| Task brief |
Write out each line from the data below that includes the word "Days".

| Material provided |
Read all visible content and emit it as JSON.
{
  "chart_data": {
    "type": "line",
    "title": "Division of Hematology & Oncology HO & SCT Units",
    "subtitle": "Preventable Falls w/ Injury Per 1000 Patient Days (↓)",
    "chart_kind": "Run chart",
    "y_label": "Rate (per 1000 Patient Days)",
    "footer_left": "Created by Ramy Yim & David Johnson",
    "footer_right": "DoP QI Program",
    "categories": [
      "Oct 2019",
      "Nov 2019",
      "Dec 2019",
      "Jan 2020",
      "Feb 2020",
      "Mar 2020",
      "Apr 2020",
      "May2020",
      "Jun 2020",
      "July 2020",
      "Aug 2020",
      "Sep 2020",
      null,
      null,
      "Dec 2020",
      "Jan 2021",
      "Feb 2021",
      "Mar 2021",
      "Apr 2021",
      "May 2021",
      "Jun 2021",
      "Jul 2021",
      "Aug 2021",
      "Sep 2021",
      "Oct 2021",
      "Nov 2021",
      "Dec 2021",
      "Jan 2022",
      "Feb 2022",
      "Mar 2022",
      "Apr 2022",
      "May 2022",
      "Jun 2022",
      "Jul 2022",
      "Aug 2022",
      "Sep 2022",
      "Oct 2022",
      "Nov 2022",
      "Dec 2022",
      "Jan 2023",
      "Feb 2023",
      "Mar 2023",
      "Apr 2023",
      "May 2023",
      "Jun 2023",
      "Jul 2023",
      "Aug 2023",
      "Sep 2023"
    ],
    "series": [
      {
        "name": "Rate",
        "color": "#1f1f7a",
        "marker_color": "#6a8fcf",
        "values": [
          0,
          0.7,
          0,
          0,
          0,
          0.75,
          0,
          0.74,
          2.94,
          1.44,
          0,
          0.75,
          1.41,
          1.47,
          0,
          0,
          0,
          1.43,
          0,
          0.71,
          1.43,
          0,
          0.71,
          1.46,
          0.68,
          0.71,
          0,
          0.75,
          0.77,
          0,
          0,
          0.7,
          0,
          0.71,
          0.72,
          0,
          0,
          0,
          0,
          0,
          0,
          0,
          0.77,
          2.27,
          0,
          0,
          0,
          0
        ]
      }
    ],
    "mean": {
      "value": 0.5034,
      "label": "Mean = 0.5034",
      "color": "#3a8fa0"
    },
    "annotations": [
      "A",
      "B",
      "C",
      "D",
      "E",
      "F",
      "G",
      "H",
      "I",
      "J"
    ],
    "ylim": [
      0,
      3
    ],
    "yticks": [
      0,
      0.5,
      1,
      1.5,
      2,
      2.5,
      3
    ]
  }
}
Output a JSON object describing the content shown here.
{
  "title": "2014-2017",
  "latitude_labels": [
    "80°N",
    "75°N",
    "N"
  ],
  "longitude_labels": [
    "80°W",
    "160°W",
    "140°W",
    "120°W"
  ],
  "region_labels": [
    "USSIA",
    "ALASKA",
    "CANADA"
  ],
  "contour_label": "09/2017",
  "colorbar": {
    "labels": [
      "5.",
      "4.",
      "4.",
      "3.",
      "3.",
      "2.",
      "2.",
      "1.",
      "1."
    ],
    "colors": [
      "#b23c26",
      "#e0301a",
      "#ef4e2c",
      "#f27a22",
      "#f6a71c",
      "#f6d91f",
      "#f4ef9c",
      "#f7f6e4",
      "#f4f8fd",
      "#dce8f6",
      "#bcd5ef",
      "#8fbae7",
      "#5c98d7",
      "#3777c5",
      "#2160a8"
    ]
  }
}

| The solution |
    "subtitle": "Preventable Falls w/ Injury Per 1000 Patient Days (↓)",
    "y_label": "Rate (per 1000 Patient Days)",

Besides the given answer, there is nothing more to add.